# Directions for this task
Reproduce every record below exactly as it appears.

★ ★ ★

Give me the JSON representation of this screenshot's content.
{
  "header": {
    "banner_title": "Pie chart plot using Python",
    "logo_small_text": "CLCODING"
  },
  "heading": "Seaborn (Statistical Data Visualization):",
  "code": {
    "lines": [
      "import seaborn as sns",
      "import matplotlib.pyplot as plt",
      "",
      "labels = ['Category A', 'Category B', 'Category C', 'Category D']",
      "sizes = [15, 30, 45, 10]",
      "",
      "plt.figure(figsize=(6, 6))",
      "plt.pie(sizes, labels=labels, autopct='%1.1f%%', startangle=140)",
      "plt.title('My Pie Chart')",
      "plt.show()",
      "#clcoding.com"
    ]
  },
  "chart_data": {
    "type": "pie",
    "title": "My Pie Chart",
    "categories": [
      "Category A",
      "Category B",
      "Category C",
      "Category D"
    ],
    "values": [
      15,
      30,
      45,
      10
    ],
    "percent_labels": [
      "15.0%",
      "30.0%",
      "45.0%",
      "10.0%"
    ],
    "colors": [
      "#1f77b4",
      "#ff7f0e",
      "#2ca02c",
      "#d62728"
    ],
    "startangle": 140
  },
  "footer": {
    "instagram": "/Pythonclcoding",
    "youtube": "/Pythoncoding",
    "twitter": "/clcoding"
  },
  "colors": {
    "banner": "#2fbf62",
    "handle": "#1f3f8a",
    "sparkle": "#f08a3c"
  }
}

★ ★ ★

# Answer to this task
Give me the JSON representation of this screenshot's content.
{
  "header": {
    "banner_title": "Pie chart plot using Python",
    "logo_small_text": "CLCODING"
  },
  "heading": "Seaborn (Statistical Data Visualization):",
  "code": {
    "lines": [
      "import seaborn as sns",
      "import matplotlib.pyplot as plt",
      "",
      "labels = ['Category A', 'Category B', 'Category C', 'Category D']",
      "sizes = [15, 30, 45, 10]",
      "",
      "plt.figure(figsize=(6, 6))",
      "plt.pie(sizes, labels=labels, autopct='%1.1f%%', startangle=140)",
      "plt.title('My Pie Chart')",
      "plt.show()",
      "#clcoding.com"
    ]
  },
  "chart_data": {
    "type": "pie",
    "title": "My Pie Chart",
    "categories": [
      "Category A",
      "Category B",
      "Category C",
      "Category D"
    ],
    "values": [
      15,
      30,
      45,
      10
    ],
    "percent_labels": [
      "15.0%",
      "30.0%",
      "45.0%",
      "10.0%"
    ],
    "colors": [
      "#1f77b4",
      "#ff7f0e",
      "#2ca02c",
      "#d62728"
    ],
    "startangle": 140
  },
  "footer": {
    "instagram": "/Pythonclcoding",
    "youtube": "/Pythoncoding",
    "twitter": "/clcoding"
  },
  "colors": {
    "banner": "#2fbf62",
    "handle": "#1f3f8a",
    "sparkle": "#f08a3c"
  }
}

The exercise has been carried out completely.